What is needed: Count every line where "nobdobia" occurs. Give the total alone.

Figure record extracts
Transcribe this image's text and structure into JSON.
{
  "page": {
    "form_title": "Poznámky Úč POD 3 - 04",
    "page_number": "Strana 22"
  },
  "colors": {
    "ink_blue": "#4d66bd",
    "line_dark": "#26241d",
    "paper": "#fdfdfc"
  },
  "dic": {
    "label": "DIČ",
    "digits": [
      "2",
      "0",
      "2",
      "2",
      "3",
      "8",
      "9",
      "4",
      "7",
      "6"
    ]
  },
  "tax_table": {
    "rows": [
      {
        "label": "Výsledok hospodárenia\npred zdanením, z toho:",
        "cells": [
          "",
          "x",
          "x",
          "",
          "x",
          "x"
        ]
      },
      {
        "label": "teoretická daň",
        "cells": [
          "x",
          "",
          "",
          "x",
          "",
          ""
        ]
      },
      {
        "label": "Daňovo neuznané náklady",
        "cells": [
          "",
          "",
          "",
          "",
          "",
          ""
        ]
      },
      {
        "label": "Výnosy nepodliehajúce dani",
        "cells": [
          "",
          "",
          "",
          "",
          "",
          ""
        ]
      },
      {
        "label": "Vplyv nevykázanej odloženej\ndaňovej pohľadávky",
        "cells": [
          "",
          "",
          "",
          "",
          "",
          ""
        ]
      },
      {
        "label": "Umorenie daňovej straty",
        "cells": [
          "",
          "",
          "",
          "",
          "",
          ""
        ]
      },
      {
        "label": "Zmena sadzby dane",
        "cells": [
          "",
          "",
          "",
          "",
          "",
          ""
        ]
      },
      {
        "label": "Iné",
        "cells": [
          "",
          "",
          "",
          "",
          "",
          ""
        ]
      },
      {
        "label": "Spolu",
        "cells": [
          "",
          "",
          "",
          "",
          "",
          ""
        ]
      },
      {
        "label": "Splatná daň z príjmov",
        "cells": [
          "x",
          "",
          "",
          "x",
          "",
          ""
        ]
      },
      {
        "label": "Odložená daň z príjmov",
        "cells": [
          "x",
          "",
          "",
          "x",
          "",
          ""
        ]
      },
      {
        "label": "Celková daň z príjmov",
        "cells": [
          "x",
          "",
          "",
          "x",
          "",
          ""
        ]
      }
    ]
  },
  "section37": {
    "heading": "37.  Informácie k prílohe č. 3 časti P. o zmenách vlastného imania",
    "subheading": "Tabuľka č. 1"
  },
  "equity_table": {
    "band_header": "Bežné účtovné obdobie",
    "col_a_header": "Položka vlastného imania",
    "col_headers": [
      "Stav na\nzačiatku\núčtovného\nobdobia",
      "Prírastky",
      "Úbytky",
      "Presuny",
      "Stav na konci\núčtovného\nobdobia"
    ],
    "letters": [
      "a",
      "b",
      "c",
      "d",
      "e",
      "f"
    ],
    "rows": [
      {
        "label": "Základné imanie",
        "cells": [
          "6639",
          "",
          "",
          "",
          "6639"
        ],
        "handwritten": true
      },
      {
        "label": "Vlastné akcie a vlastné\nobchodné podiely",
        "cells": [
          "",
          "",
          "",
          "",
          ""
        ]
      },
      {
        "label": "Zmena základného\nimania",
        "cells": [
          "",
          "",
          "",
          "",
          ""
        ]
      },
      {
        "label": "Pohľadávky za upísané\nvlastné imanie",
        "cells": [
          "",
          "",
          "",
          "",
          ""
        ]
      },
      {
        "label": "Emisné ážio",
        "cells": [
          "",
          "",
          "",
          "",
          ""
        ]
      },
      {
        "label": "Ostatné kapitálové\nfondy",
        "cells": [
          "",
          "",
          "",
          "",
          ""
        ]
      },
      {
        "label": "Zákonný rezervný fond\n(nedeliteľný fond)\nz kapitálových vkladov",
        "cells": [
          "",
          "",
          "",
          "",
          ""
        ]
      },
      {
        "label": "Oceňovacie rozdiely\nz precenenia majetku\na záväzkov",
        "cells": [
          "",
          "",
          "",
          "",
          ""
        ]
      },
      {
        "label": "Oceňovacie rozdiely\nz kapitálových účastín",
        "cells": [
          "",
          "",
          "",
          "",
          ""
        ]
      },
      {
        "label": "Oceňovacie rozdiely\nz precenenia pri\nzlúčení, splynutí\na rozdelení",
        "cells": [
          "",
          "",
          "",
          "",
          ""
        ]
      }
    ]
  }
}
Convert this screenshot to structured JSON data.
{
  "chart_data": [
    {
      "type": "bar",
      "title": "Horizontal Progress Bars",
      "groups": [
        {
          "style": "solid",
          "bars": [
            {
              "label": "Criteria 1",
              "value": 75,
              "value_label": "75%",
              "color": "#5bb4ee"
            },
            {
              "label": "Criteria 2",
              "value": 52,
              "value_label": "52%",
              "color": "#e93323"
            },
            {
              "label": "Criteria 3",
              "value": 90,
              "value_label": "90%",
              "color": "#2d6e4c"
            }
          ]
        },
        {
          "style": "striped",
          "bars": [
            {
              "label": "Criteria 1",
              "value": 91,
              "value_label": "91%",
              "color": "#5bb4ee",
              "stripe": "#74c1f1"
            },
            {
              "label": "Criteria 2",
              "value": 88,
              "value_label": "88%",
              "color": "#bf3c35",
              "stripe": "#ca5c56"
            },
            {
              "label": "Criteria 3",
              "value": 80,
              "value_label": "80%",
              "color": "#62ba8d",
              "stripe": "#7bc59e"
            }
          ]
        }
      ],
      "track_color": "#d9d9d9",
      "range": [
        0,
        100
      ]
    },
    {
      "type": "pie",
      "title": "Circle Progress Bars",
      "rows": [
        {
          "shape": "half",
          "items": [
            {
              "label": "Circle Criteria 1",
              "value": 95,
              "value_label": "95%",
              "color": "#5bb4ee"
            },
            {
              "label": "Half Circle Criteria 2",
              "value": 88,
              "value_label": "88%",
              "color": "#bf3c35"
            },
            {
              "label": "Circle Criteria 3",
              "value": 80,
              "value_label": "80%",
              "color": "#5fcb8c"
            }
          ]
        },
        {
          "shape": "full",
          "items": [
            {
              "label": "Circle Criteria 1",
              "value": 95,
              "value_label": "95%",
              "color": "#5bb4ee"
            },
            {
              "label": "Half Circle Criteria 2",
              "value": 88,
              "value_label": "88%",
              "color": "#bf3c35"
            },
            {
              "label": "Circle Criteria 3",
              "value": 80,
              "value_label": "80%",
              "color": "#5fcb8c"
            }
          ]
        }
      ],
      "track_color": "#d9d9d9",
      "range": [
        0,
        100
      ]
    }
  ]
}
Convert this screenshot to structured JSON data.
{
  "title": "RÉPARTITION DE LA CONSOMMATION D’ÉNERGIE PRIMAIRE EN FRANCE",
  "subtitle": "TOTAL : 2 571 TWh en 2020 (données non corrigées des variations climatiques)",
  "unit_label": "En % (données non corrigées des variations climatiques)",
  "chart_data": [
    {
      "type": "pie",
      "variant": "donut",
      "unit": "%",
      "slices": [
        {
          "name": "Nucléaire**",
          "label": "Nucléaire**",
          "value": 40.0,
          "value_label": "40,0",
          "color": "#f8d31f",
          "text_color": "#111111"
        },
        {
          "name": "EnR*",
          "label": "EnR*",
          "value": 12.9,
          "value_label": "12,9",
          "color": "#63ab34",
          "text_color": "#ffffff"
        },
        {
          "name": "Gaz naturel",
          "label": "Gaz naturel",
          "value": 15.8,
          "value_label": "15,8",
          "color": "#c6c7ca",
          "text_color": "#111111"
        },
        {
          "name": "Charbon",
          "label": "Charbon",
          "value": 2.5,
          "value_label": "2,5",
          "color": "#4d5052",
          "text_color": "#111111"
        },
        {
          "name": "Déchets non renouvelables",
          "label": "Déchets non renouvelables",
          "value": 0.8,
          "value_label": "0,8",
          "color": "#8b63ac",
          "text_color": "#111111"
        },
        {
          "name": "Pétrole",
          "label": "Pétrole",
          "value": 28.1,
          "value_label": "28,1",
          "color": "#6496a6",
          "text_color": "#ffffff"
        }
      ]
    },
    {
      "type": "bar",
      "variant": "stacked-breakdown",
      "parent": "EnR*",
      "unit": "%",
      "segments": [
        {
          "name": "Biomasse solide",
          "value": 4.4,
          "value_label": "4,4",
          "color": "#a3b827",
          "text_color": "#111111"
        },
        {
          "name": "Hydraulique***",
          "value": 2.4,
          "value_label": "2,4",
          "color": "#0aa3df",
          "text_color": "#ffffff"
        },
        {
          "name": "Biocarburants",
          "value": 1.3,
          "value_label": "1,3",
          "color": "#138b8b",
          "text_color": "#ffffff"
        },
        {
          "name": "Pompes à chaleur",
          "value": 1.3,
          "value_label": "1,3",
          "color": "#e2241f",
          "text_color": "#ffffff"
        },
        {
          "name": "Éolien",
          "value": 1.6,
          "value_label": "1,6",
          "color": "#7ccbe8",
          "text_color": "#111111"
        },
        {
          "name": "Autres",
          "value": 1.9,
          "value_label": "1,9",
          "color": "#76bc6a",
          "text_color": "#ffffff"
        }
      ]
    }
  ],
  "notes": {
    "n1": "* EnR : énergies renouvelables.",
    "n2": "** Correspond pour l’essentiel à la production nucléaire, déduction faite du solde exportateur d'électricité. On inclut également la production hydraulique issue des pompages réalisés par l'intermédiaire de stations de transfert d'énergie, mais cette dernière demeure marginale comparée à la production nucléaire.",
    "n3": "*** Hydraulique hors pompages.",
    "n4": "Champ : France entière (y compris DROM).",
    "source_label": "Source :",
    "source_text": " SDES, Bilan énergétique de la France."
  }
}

Answer to the task: 2